— WHAT IS NEEDED —
Identify the lines that include the word "Design", then copy all of them.

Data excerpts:
--- --- ---

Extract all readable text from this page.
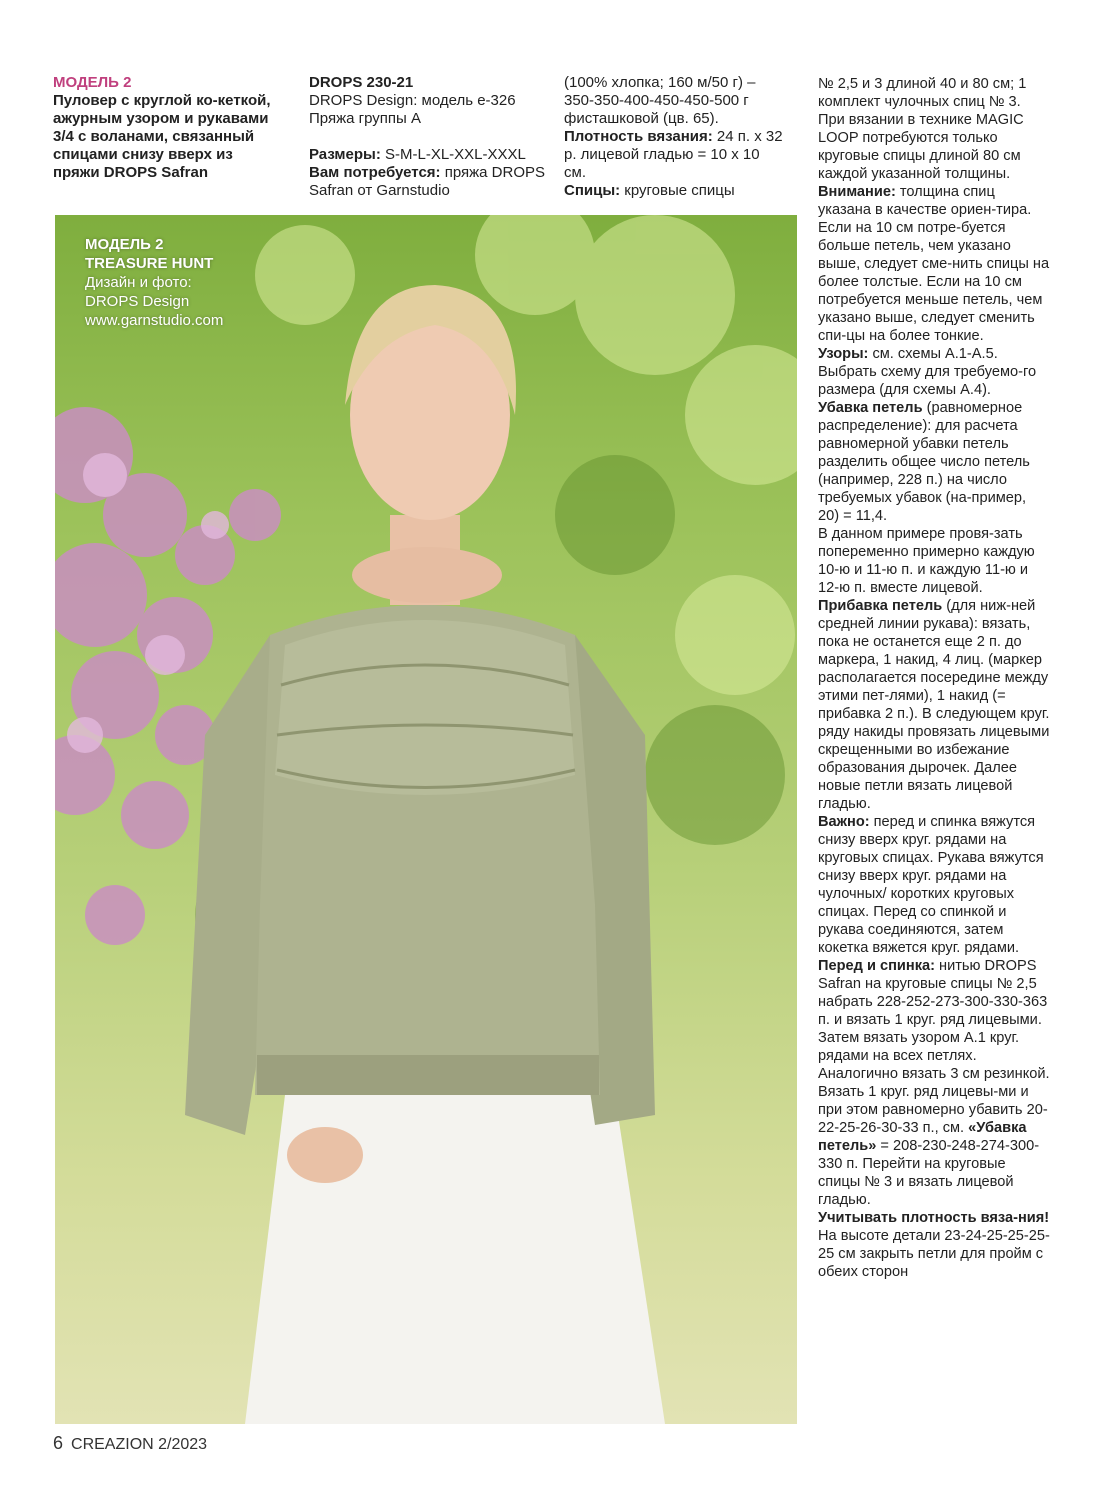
МОДЕЛЬ 2

Пуловер с круглой ко-кеткой, ажурным узором и рукавами 3/4 с воланами, связанный спицами снизу вверх из пряжи DROPS Safran

DROPS 230-21

DROPS Design: модель e-326

Пряжа группы А

Размеры: S-M-L-XL-XXL-XXXL

Вам потребуется: пряжа DROPS Safran от Garnstudio

(100% хлопка; 160 м/50 г) – 350-350-400-450-450-500 г фисташковой (цв. 65).

Плотность вязания: 24 п. х 32 р. лицевой гладью = 10 х 10 см.

Спицы: круговые спицы

МОДЕЛЬ 2
TREASURE HUNT
Дизайн и фото:
DROPS Design
www.garnstudio.com

№ 2,5 и 3 длиной 40 и 80 см; 1 комплект чулочных спиц № 3.

При вязании в технике MAGIC LOOP потребуются только круговые спицы длиной 80 см каждой указанной толщины.

Внимание: толщина спиц указана в качестве ориен-тира. Если на 10 см потре-буется больше петель, чем указано выше, следует сме-нить спицы на более толстые. Если на 10 см потребуется меньше петель, чем указано выше, следует сменить спи-цы на более тонкие.

Узоры: см. схемы А.1-А.5. Выбрать схему для требуемо-го размера (для схемы А.4).

Убавка петель (равномерное распределение): для расчета равномерной убавки петель разделить общее число петель (например, 228 п.) на число требуемых убавок (на-пример, 20) = 11,4.

В данном примере провя-зать попеременно примерно каждую 10-ю и 11-ю п. и каждую 11-ю и 12-ю п. вместе лицевой.

Прибавка петель (для ниж-ней средней линии рукава): вязать, пока не останется еще 2 п. до маркера, 1 накид, 4 лиц. (маркер располагается посередине между этими пет-лями), 1 накид (= прибавка 2 п.). В следующем круг. ряду накиды провязать лицевыми скрещенными во избежание образования дырочек. Далее новые петли вязать лицевой гладью.

Важно: перед и спинка вяжутся снизу вверх круг. рядами на круговых спицах. Рукава вяжутся снизу вверх круг. рядами на чулочных/ коротких круговых спицах. Перед со спинкой и рукава соединяются, затем кокетка вяжется круг. рядами.

Перед и спинка: нитью DROPS Safran на круговые спицы № 2,5 набрать 228-252-273-300-330-363 п. и вязать 1 круг. ряд лицевыми. Затем вязать узором А.1 круг. рядами на всех петлях. Аналогично вязать 3 см резинкой.

Вязать 1 круг. ряд лицевы-ми и при этом равномерно убавить 20-22-25-26-30-33 п., см. «Убавка петель» = 208-230-248-274-300-330 п. Перейти на круговые спицы № 3 и вязать лицевой гладью.

Учитывать плотность вяза-ния!

На высоте детали 23-24-25-25-25-25 см закрыть петли для пройм с обеих сторон

6 CREAZION 2/2023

--- --- ---

— EXERCISE SOLUTION —
DROPS Design: модель e-326
DROPS Design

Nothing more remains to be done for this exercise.